§ Your task:
The listing below should be printed exactly, every line of it. Skip the pictures.

§ Data rows:
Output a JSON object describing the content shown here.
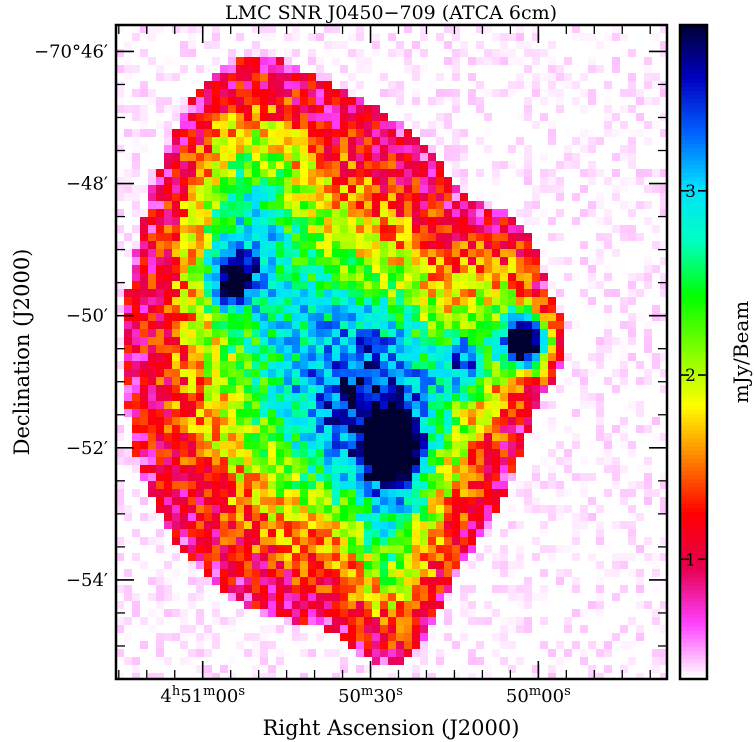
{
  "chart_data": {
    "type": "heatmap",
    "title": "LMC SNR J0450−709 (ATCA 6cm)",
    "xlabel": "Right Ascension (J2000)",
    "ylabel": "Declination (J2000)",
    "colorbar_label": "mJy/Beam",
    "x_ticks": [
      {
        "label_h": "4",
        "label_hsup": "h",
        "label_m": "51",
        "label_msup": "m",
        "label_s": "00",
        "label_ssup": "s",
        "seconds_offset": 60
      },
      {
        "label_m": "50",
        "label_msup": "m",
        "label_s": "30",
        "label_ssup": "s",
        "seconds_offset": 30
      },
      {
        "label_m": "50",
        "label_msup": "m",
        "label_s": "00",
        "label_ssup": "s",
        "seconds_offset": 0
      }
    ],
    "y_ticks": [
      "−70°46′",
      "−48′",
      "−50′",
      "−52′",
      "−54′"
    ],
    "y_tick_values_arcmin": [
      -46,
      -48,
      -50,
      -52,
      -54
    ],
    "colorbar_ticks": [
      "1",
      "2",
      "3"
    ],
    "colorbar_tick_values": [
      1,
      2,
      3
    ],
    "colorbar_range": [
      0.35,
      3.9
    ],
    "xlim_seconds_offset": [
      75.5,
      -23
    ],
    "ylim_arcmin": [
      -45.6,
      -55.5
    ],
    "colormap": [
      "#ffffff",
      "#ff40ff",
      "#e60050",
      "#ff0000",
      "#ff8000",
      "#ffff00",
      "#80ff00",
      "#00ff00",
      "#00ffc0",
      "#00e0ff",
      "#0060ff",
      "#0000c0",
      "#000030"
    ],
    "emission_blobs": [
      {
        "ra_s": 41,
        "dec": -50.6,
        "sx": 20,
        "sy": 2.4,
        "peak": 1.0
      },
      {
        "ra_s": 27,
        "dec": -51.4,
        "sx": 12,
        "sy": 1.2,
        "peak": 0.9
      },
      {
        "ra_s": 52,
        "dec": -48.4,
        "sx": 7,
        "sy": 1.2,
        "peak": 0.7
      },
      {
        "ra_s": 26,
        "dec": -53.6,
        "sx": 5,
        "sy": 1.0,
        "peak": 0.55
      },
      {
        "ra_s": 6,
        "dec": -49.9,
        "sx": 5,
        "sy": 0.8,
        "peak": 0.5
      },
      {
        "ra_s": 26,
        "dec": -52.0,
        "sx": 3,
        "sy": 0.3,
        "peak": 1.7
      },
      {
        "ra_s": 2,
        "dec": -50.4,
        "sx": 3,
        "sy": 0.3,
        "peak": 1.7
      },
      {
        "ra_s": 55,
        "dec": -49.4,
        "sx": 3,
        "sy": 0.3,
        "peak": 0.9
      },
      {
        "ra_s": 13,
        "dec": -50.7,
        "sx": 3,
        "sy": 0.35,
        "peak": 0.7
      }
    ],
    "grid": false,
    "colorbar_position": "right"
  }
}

§ Task answer:
Output a JSON object describing the content shown here.
{
  "chart_data": {
    "type": "heatmap",
    "title": "LMC SNR J0450−709 (ATCA 6cm)",
    "xlabel": "Right Ascension (J2000)",
    "ylabel": "Declination (J2000)",
    "colorbar_label": "mJy/Beam",
    "x_ticks": [
      {
        "label_h": "4",
        "label_hsup": "h",
        "label_m": "51",
        "label_msup": "m",
        "label_s": "00",
        "label_ssup": "s",
        "seconds_offset": 60
      },
      {
        "label_m": "50",
        "label_msup": "m",
        "label_s": "30",
        "label_ssup": "s",
        "seconds_offset": 30
      },
      {
        "label_m": "50",
        "label_msup": "m",
        "label_s": "00",
        "label_ssup": "s",
        "seconds_offset": 0
      }
    ],
    "y_ticks": [
      "−70°46′",
      "−48′",
      "−50′",
      "−52′",
      "−54′"
    ],
    "y_tick_values_arcmin": [
      -46,
      -48,
      -50,
      -52,
      -54
    ],
    "colorbar_ticks": [
      "1",
      "2",
      "3"
    ],
    "colorbar_tick_values": [
      1,
      2,
      3
    ],
    "colorbar_range": [
      0.35,
      3.9
    ],
    "xlim_seconds_offset": [
      75.5,
      -23
    ],
    "ylim_arcmin": [
      -45.6,
      -55.5
    ],
    "colormap": [
      "#ffffff",
      "#ff40ff",
      "#e60050",
      "#ff0000",
      "#ff8000",
      "#ffff00",
      "#80ff00",
      "#00ff00",
      "#00ffc0",
      "#00e0ff",
      "#0060ff",
      "#0000c0",
      "#000030"
    ],
    "emission_blobs": [
      {
        "ra_s": 41,
        "dec": -50.6,
        "sx": 20,
        "sy": 2.4,
        "peak": 1.0
      },
      {
        "ra_s": 27,
        "dec": -51.4,
        "sx": 12,
        "sy": 1.2,
        "peak": 0.9
      },
      {
        "ra_s": 52,
        "dec": -48.4,
        "sx": 7,
        "sy": 1.2,
        "peak": 0.7
      },
      {
        "ra_s": 26,
        "dec": -53.6,
        "sx": 5,
        "sy": 1.0,
        "peak": 0.55
      },
      {
        "ra_s": 6,
        "dec": -49.9,
        "sx": 5,
        "sy": 0.8,
        "peak": 0.5
      },
      {
        "ra_s": 26,
        "dec": -52.0,
        "sx": 3,
        "sy": 0.3,
        "peak": 1.7
      },
      {
        "ra_s": 2,
        "dec": -50.4,
        "sx": 3,
        "sy": 0.3,
        "peak": 1.7
      },
      {
        "ra_s": 55,
        "dec": -49.4,
        "sx": 3,
        "sy": 0.3,
        "peak": 0.9
      },
      {
        "ra_s": 13,
        "dec": -50.7,
        "sx": 3,
        "sy": 0.35,
        "peak": 0.7
      }
    ],
    "grid": false,
    "colorbar_position": "right"
  }
}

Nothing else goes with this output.